§ Recorded information:
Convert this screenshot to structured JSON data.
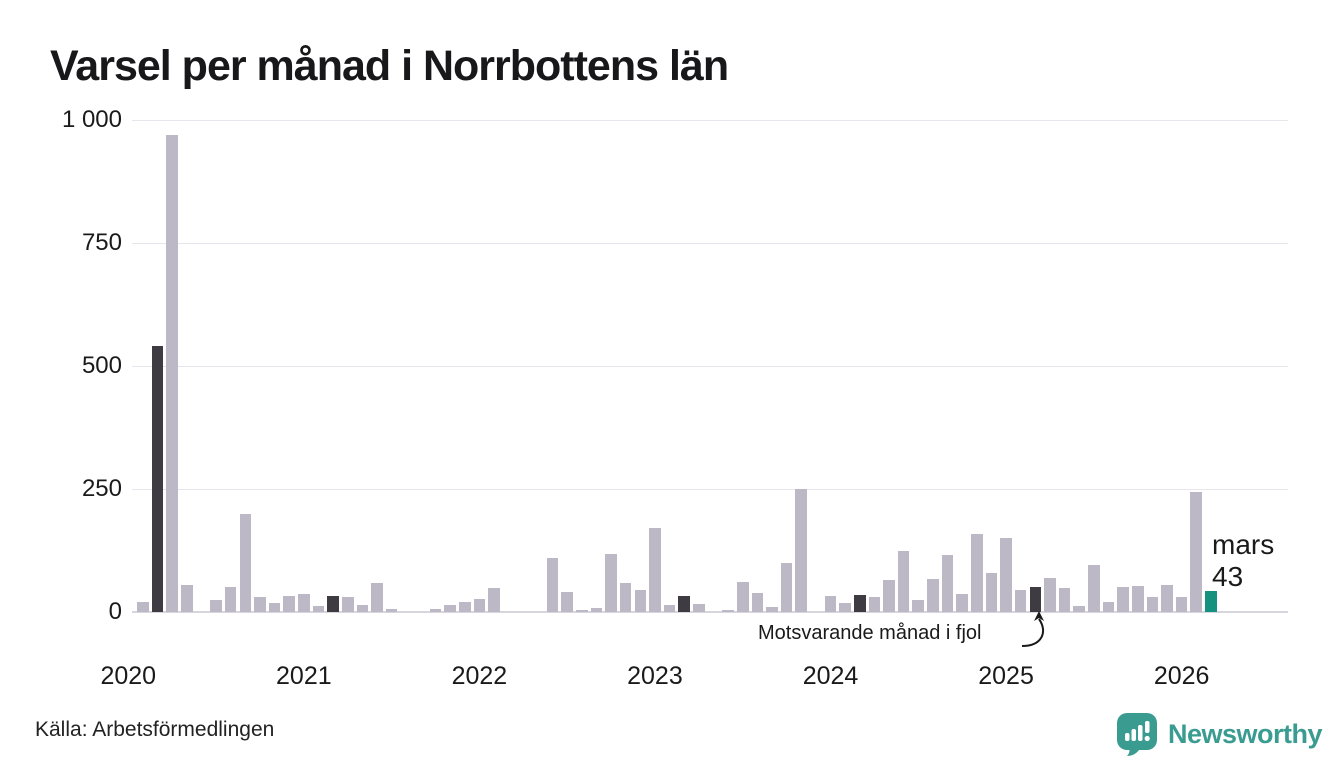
{
  "title": "Varsel per månad i Norrbottens län",
  "source": "Källa: Arbetsförmedlingen",
  "annotation": {
    "text": "Motsvarande månad i fjol"
  },
  "latest_label": {
    "month": "mars",
    "value": "43"
  },
  "brand": {
    "name": "Newsworthy"
  },
  "colors": {
    "bar_normal": "#bcb8c6",
    "bar_reference": "#3e3b42",
    "bar_latest": "#15917f",
    "gridline": "#e7e6ec",
    "baseline": "#d7d6dd",
    "brand_teal": "#3a9c90",
    "text": "#1a1a1a"
  },
  "chart_data": {
    "type": "bar",
    "title": "Varsel per månad i Norrbottens län",
    "xlabel": "",
    "ylabel": "",
    "ylim": [
      0,
      1000
    ],
    "grid": "horizontal",
    "yticks": [
      0,
      250,
      500,
      750,
      1000
    ],
    "ytick_labels": [
      "0",
      "250",
      "500",
      "750",
      "1 000"
    ],
    "year_labels": [
      "2020",
      "2021",
      "2022",
      "2023",
      "2024",
      "2025",
      "2026"
    ],
    "legend": "none",
    "note": "dark bars = same month (mars) in earlier years; teal bar = latest month (mars 2026, value 43)",
    "points": [
      {
        "month": "feb 2020",
        "value": 20,
        "kind": "normal"
      },
      {
        "month": "mar 2020",
        "value": 540,
        "kind": "reference"
      },
      {
        "month": "apr 2020",
        "value": 970,
        "kind": "normal"
      },
      {
        "month": "maj 2020",
        "value": 55,
        "kind": "normal"
      },
      {
        "month": "jun 2020",
        "value": 0,
        "kind": "normal"
      },
      {
        "month": "jul 2020",
        "value": 25,
        "kind": "normal"
      },
      {
        "month": "aug 2020",
        "value": 50,
        "kind": "normal"
      },
      {
        "month": "sep 2020",
        "value": 200,
        "kind": "normal"
      },
      {
        "month": "okt 2020",
        "value": 30,
        "kind": "normal"
      },
      {
        "month": "nov 2020",
        "value": 18,
        "kind": "normal"
      },
      {
        "month": "dec 2020",
        "value": 33,
        "kind": "normal"
      },
      {
        "month": "jan 2021",
        "value": 37,
        "kind": "normal"
      },
      {
        "month": "feb 2021",
        "value": 12,
        "kind": "normal"
      },
      {
        "month": "mar 2021",
        "value": 33,
        "kind": "reference"
      },
      {
        "month": "apr 2021",
        "value": 30,
        "kind": "normal"
      },
      {
        "month": "maj 2021",
        "value": 15,
        "kind": "normal"
      },
      {
        "month": "jun 2021",
        "value": 58,
        "kind": "normal"
      },
      {
        "month": "jul 2021",
        "value": 6,
        "kind": "normal"
      },
      {
        "month": "aug 2021",
        "value": 0,
        "kind": "normal"
      },
      {
        "month": "sep 2021",
        "value": 0,
        "kind": "normal"
      },
      {
        "month": "okt 2021",
        "value": 7,
        "kind": "normal"
      },
      {
        "month": "nov 2021",
        "value": 14,
        "kind": "normal"
      },
      {
        "month": "dec 2021",
        "value": 21,
        "kind": "normal"
      },
      {
        "month": "jan 2022",
        "value": 27,
        "kind": "normal"
      },
      {
        "month": "feb 2022",
        "value": 48,
        "kind": "normal"
      },
      {
        "month": "mar 2022",
        "value": 0,
        "kind": "reference"
      },
      {
        "month": "apr 2022",
        "value": 0,
        "kind": "normal"
      },
      {
        "month": "maj 2022",
        "value": 0,
        "kind": "normal"
      },
      {
        "month": "jun 2022",
        "value": 110,
        "kind": "normal"
      },
      {
        "month": "jul 2022",
        "value": 40,
        "kind": "normal"
      },
      {
        "month": "aug 2022",
        "value": 5,
        "kind": "normal"
      },
      {
        "month": "sep 2022",
        "value": 8,
        "kind": "normal"
      },
      {
        "month": "okt 2022",
        "value": 118,
        "kind": "normal"
      },
      {
        "month": "nov 2022",
        "value": 58,
        "kind": "normal"
      },
      {
        "month": "dec 2022",
        "value": 45,
        "kind": "normal"
      },
      {
        "month": "jan 2023",
        "value": 170,
        "kind": "normal"
      },
      {
        "month": "feb 2023",
        "value": 15,
        "kind": "normal"
      },
      {
        "month": "mar 2023",
        "value": 33,
        "kind": "reference"
      },
      {
        "month": "apr 2023",
        "value": 16,
        "kind": "normal"
      },
      {
        "month": "maj 2023",
        "value": 0,
        "kind": "normal"
      },
      {
        "month": "jun 2023",
        "value": 4,
        "kind": "normal"
      },
      {
        "month": "jul 2023",
        "value": 60,
        "kind": "normal"
      },
      {
        "month": "aug 2023",
        "value": 38,
        "kind": "normal"
      },
      {
        "month": "sep 2023",
        "value": 11,
        "kind": "normal"
      },
      {
        "month": "okt 2023",
        "value": 100,
        "kind": "normal"
      },
      {
        "month": "nov 2023",
        "value": 250,
        "kind": "normal"
      },
      {
        "month": "dec 2023",
        "value": 0,
        "kind": "normal"
      },
      {
        "month": "jan 2024",
        "value": 33,
        "kind": "normal"
      },
      {
        "month": "feb 2024",
        "value": 19,
        "kind": "normal"
      },
      {
        "month": "mar 2024",
        "value": 35,
        "kind": "reference"
      },
      {
        "month": "apr 2024",
        "value": 30,
        "kind": "normal"
      },
      {
        "month": "maj 2024",
        "value": 65,
        "kind": "normal"
      },
      {
        "month": "jun 2024",
        "value": 125,
        "kind": "normal"
      },
      {
        "month": "jul 2024",
        "value": 25,
        "kind": "normal"
      },
      {
        "month": "aug 2024",
        "value": 67,
        "kind": "normal"
      },
      {
        "month": "sep 2024",
        "value": 115,
        "kind": "normal"
      },
      {
        "month": "okt 2024",
        "value": 37,
        "kind": "normal"
      },
      {
        "month": "nov 2024",
        "value": 158,
        "kind": "normal"
      },
      {
        "month": "dec 2024",
        "value": 80,
        "kind": "normal"
      },
      {
        "month": "jan 2025",
        "value": 150,
        "kind": "normal"
      },
      {
        "month": "feb 2025",
        "value": 45,
        "kind": "normal"
      },
      {
        "month": "mar 2025",
        "value": 50,
        "kind": "reference"
      },
      {
        "month": "apr 2025",
        "value": 69,
        "kind": "normal"
      },
      {
        "month": "maj 2025",
        "value": 48,
        "kind": "normal"
      },
      {
        "month": "jun 2025",
        "value": 12,
        "kind": "normal"
      },
      {
        "month": "jul 2025",
        "value": 95,
        "kind": "normal"
      },
      {
        "month": "aug 2025",
        "value": 21,
        "kind": "normal"
      },
      {
        "month": "sep 2025",
        "value": 50,
        "kind": "normal"
      },
      {
        "month": "okt 2025",
        "value": 52,
        "kind": "normal"
      },
      {
        "month": "nov 2025",
        "value": 30,
        "kind": "normal"
      },
      {
        "month": "dec 2025",
        "value": 55,
        "kind": "normal"
      },
      {
        "month": "jan 2026",
        "value": 31,
        "kind": "normal"
      },
      {
        "month": "feb 2026",
        "value": 243,
        "kind": "normal"
      },
      {
        "month": "mar 2026",
        "value": 43,
        "kind": "latest"
      }
    ]
  }
}
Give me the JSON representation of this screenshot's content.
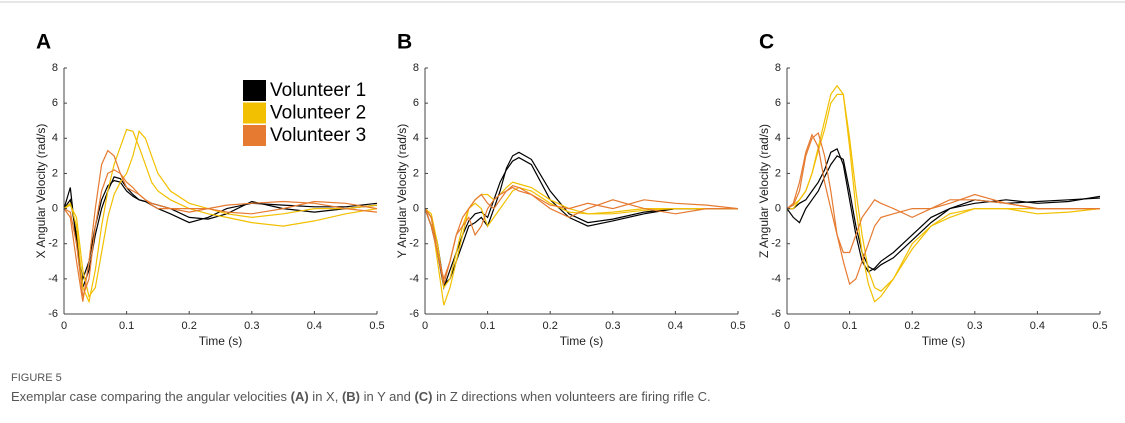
{
  "chart_data": [
    {
      "type": "line",
      "panel": "A",
      "ylabel": "X Angular Velocity (rad/s)",
      "xlabel": "Time (s)",
      "xlim": [
        0,
        0.5
      ],
      "ylim": [
        -6,
        8
      ],
      "xticks": [
        0,
        0.1,
        0.2,
        0.3,
        0.4,
        0.5
      ],
      "yticks": [
        -6,
        -4,
        -2,
        0,
        2,
        4,
        6,
        8
      ],
      "legend": "upper right",
      "x": [
        0,
        0.01,
        0.02,
        0.03,
        0.04,
        0.05,
        0.06,
        0.07,
        0.08,
        0.09,
        0.1,
        0.11,
        0.12,
        0.13,
        0.14,
        0.15,
        0.17,
        0.2,
        0.23,
        0.26,
        0.3,
        0.35,
        0.4,
        0.45,
        0.5
      ],
      "series": [
        {
          "name": "Volunteer 1",
          "color": "#000000",
          "trials": [
            [
              0,
              1.2,
              -2,
              -4,
              -3,
              -1,
              0.5,
              1.3,
              1.6,
              1.5,
              1,
              0.7,
              0.5,
              0.4,
              0.3,
              0.2,
              0,
              -0.5,
              -0.6,
              -0.3,
              0.4,
              0,
              -0.2,
              0,
              0.2
            ],
            [
              0,
              0.5,
              -1.5,
              -4.5,
              -3.5,
              -1.5,
              0,
              1,
              1.8,
              1.7,
              1.2,
              0.8,
              0.5,
              0.4,
              0.2,
              0,
              -0.3,
              -0.8,
              -0.5,
              0,
              0.3,
              0.2,
              0.1,
              0.1,
              0.3
            ]
          ]
        },
        {
          "name": "Volunteer 2",
          "color": "#f2c000",
          "trials": [
            [
              0,
              0.3,
              -1,
              -4.5,
              -5.3,
              -3.5,
              -1,
              1,
              2.5,
              3.5,
              4.5,
              4.4,
              3.5,
              2.5,
              1.5,
              1,
              0.5,
              0,
              -0.3,
              -0.5,
              -0.8,
              -1,
              -0.7,
              -0.3,
              0
            ],
            [
              0,
              0.2,
              -0.5,
              -3.5,
              -5,
              -4.5,
              -2.5,
              -0.5,
              0.8,
              1.5,
              2,
              3,
              4.4,
              4,
              3,
              2,
              1,
              0.3,
              0,
              -0.3,
              -0.5,
              -0.3,
              0,
              0,
              0.2
            ]
          ]
        },
        {
          "name": "Volunteer 3",
          "color": "#e57a30",
          "trials": [
            [
              0,
              -0.5,
              -3,
              -5.3,
              -3,
              0,
              2.5,
              3.3,
              3,
              2,
              1.2,
              1,
              0.8,
              0.5,
              0.2,
              0,
              0,
              0,
              0,
              -0.2,
              -0.3,
              0,
              0.4,
              0.3,
              0
            ],
            [
              0,
              -0.2,
              -2,
              -5,
              -4,
              -1,
              1,
              2,
              2.2,
              2,
              1.5,
              1.2,
              0.8,
              0.5,
              0.3,
              0.2,
              0,
              -0.2,
              0,
              0.2,
              0.3,
              0.4,
              0.3,
              0,
              -0.2
            ]
          ]
        }
      ]
    },
    {
      "type": "line",
      "panel": "B",
      "ylabel": "Y Angular Velocity (rad/s)",
      "xlabel": "Time (s)",
      "xlim": [
        0,
        0.5
      ],
      "ylim": [
        -6,
        8
      ],
      "xticks": [
        0,
        0.1,
        0.2,
        0.3,
        0.4,
        0.5
      ],
      "yticks": [
        -6,
        -4,
        -2,
        0,
        2,
        4,
        6,
        8
      ],
      "x": [
        0,
        0.01,
        0.02,
        0.03,
        0.04,
        0.05,
        0.06,
        0.07,
        0.08,
        0.09,
        0.1,
        0.11,
        0.12,
        0.13,
        0.14,
        0.15,
        0.17,
        0.2,
        0.23,
        0.26,
        0.3,
        0.35,
        0.4,
        0.45,
        0.5
      ],
      "series": [
        {
          "color": "#000000",
          "trials": [
            [
              0,
              -0.5,
              -2,
              -4.3,
              -4,
              -3,
              -2,
              -1,
              -0.8,
              -0.5,
              -1,
              0,
              1,
              2.3,
              3,
              3.2,
              2.8,
              1,
              -0.3,
              -0.8,
              -0.6,
              -0.2,
              0,
              0,
              0
            ],
            [
              0,
              -1,
              -2.5,
              -4.5,
              -3.5,
              -2.5,
              -1.5,
              -0.7,
              -0.3,
              -0.2,
              -0.5,
              0.5,
              1.5,
              2.2,
              2.7,
              2.9,
              2.5,
              0.5,
              -0.5,
              -1,
              -0.7,
              -0.3,
              0,
              0,
              0
            ]
          ]
        },
        {
          "color": "#f2c000",
          "trials": [
            [
              0,
              -0.5,
              -3,
              -5.5,
              -4.5,
              -3,
              -1.5,
              0,
              0.5,
              0.8,
              0.8,
              0.5,
              0.8,
              1.2,
              1.5,
              1.4,
              1.2,
              0.5,
              0,
              -0.3,
              -0.3,
              -0.1,
              0,
              0,
              0
            ],
            [
              0,
              -0.3,
              -2,
              -4.5,
              -4,
              -2.5,
              -1,
              0,
              0.3,
              0,
              -1,
              -0.5,
              0,
              0.5,
              1,
              1.2,
              1,
              0.3,
              -0.2,
              -0.3,
              -0.2,
              0,
              0,
              0,
              0
            ]
          ]
        },
        {
          "color": "#e57a30",
          "trials": [
            [
              0,
              -0.5,
              -2.5,
              -4.3,
              -3,
              -1.5,
              -0.5,
              0,
              0.5,
              0.8,
              0.3,
              0,
              0.5,
              1,
              1.3,
              1.2,
              0.8,
              0.2,
              0,
              0.3,
              0,
              0.5,
              0.3,
              0.2,
              0
            ],
            [
              0,
              -1,
              -2.5,
              -4,
              -3,
              -1.5,
              -1,
              -0.5,
              -1.5,
              -1,
              0,
              0.5,
              0.8,
              1,
              1.2,
              1,
              0.8,
              0,
              -0.5,
              0,
              0.5,
              0,
              -0.3,
              0,
              0
            ]
          ]
        }
      ]
    },
    {
      "type": "line",
      "panel": "C",
      "ylabel": "Z Angular Velocity (rad/s)",
      "xlabel": "Time (s)",
      "xlim": [
        0,
        0.5
      ],
      "ylim": [
        -6,
        8
      ],
      "xticks": [
        0,
        0.1,
        0.2,
        0.3,
        0.4,
        0.5
      ],
      "yticks": [
        -6,
        -4,
        -2,
        0,
        2,
        4,
        6,
        8
      ],
      "x": [
        0,
        0.01,
        0.02,
        0.03,
        0.04,
        0.05,
        0.06,
        0.07,
        0.08,
        0.09,
        0.1,
        0.11,
        0.12,
        0.13,
        0.14,
        0.15,
        0.17,
        0.2,
        0.23,
        0.26,
        0.3,
        0.35,
        0.4,
        0.45,
        0.5
      ],
      "series": [
        {
          "color": "#000000",
          "trials": [
            [
              0,
              0,
              0.3,
              0.5,
              1,
              1.5,
              2.2,
              3.2,
              3.4,
              2.5,
              0.5,
              -1.5,
              -3,
              -3.6,
              -3.4,
              -3,
              -2.5,
              -1.5,
              -0.5,
              0,
              0.5,
              0.3,
              0.4,
              0.5,
              0.6
            ],
            [
              0,
              -0.5,
              -0.8,
              0,
              0.5,
              1,
              1.8,
              2.5,
              3,
              2.8,
              1,
              -1,
              -2.5,
              -3.3,
              -3.5,
              -3.2,
              -2.8,
              -1.8,
              -0.8,
              0,
              0.3,
              0.5,
              0.3,
              0.4,
              0.7
            ]
          ]
        },
        {
          "color": "#f2c000",
          "trials": [
            [
              0,
              0,
              0.5,
              1,
              2,
              3.5,
              5,
              6.5,
              7,
              6.5,
              3.5,
              0,
              -2.5,
              -4.3,
              -5.3,
              -5,
              -4,
              -2,
              -1,
              -0.5,
              0,
              0,
              -0.3,
              -0.2,
              0
            ],
            [
              0,
              0.2,
              0.5,
              1,
              2,
              3.3,
              4.5,
              6,
              6.5,
              6.5,
              4,
              1,
              -1.5,
              -3.5,
              -4.5,
              -4.7,
              -4,
              -2.3,
              -1,
              -0.3,
              0,
              0,
              0,
              0,
              0
            ]
          ]
        },
        {
          "color": "#e57a30",
          "trials": [
            [
              0,
              0.2,
              1,
              3,
              4,
              4.3,
              3,
              1,
              -1.5,
              -3,
              -4.3,
              -4,
              -3,
              -2,
              -1,
              -0.5,
              -0.3,
              0,
              0,
              0.3,
              0.8,
              0.3,
              0,
              0,
              0
            ],
            [
              0,
              0.3,
              1.5,
              3.2,
              4.2,
              3.5,
              1.5,
              0,
              -1.5,
              -2.5,
              -2.5,
              -1.5,
              -0.5,
              0,
              0.5,
              0.3,
              0,
              -0.5,
              0,
              0.5,
              0.5,
              0.3,
              0,
              0,
              0
            ]
          ]
        }
      ]
    }
  ],
  "figure": {
    "label": "FIGURE 5",
    "caption": [
      "Exemplar case comparing the angular velocities ",
      "(A)",
      " in X, ",
      "(B)",
      " in Y and ",
      "(C)",
      " in Z directions when volunteers are firing rifle C."
    ]
  }
}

§ Problem description: Select every line above that contains the word "mars", and copy it.

§ The completed task:
    "month": "mars",
    "note": "dark bars = same month (mars) in earlier years; teal bar = latest month (mars 2026, value 43)",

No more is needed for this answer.